--- Begin AVAILABLE RECORDS ---

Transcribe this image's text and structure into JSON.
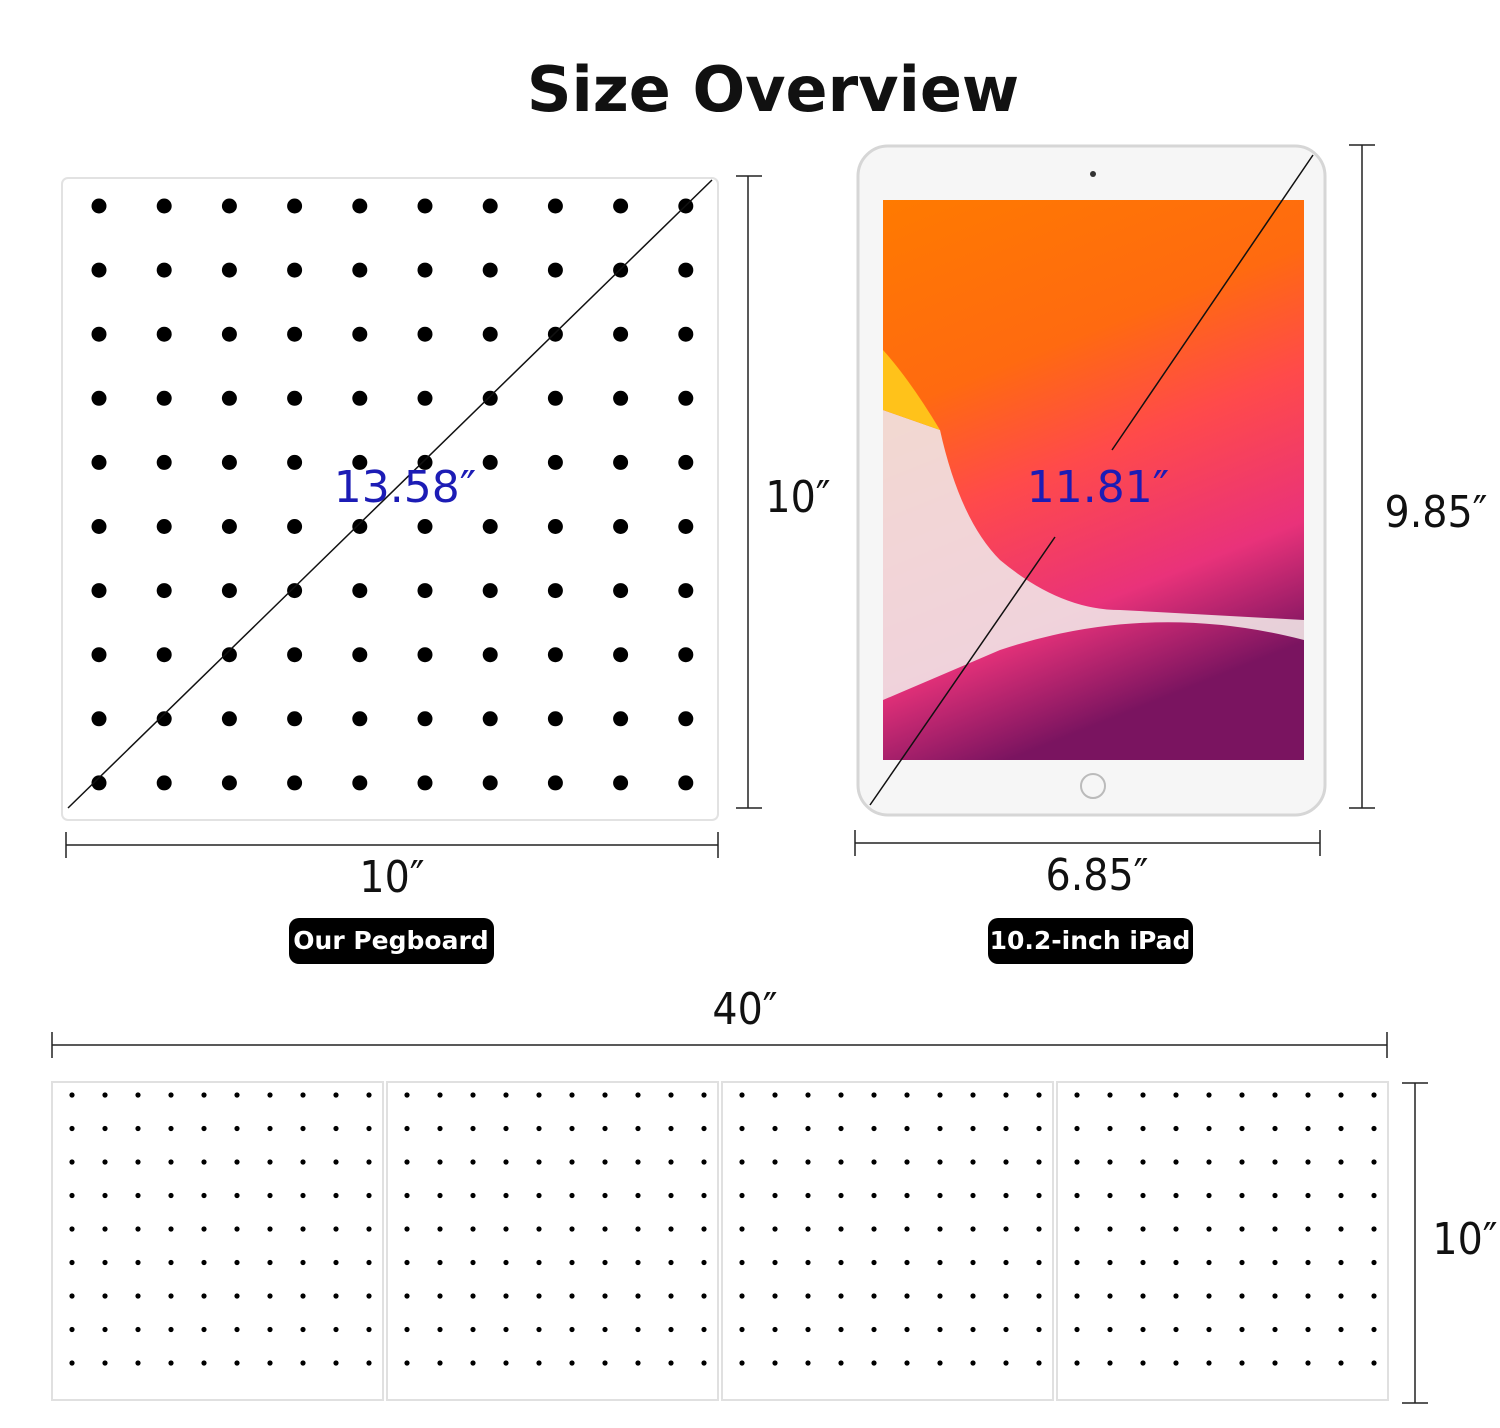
{
  "title": "Size Overview",
  "pegboard": {
    "diagonal": "13.58″",
    "height": "10″",
    "width": "10″",
    "label": "Our Pegboard"
  },
  "ipad": {
    "diagonal": "11.81″",
    "height": "9.85″",
    "width": "6.85″",
    "label": "10.2-inch  iPad"
  },
  "wall": {
    "width": "40″",
    "height": "10″"
  }
}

--- End AVAILABLE RECORDS ---

* [WORK TO DO] Quote the records above in full, dropping each picture.

* [WRITTEN ANSWER]
Transcribe this image's text and structure into JSON.
{
  "title": "Size Overview",
  "pegboard": {
    "diagonal": "13.58″",
    "height": "10″",
    "width": "10″",
    "label": "Our Pegboard"
  },
  "ipad": {
    "diagonal": "11.81″",
    "height": "9.85″",
    "width": "6.85″",
    "label": "10.2-inch  iPad"
  },
  "wall": {
    "width": "40″",
    "height": "10″"
  }
}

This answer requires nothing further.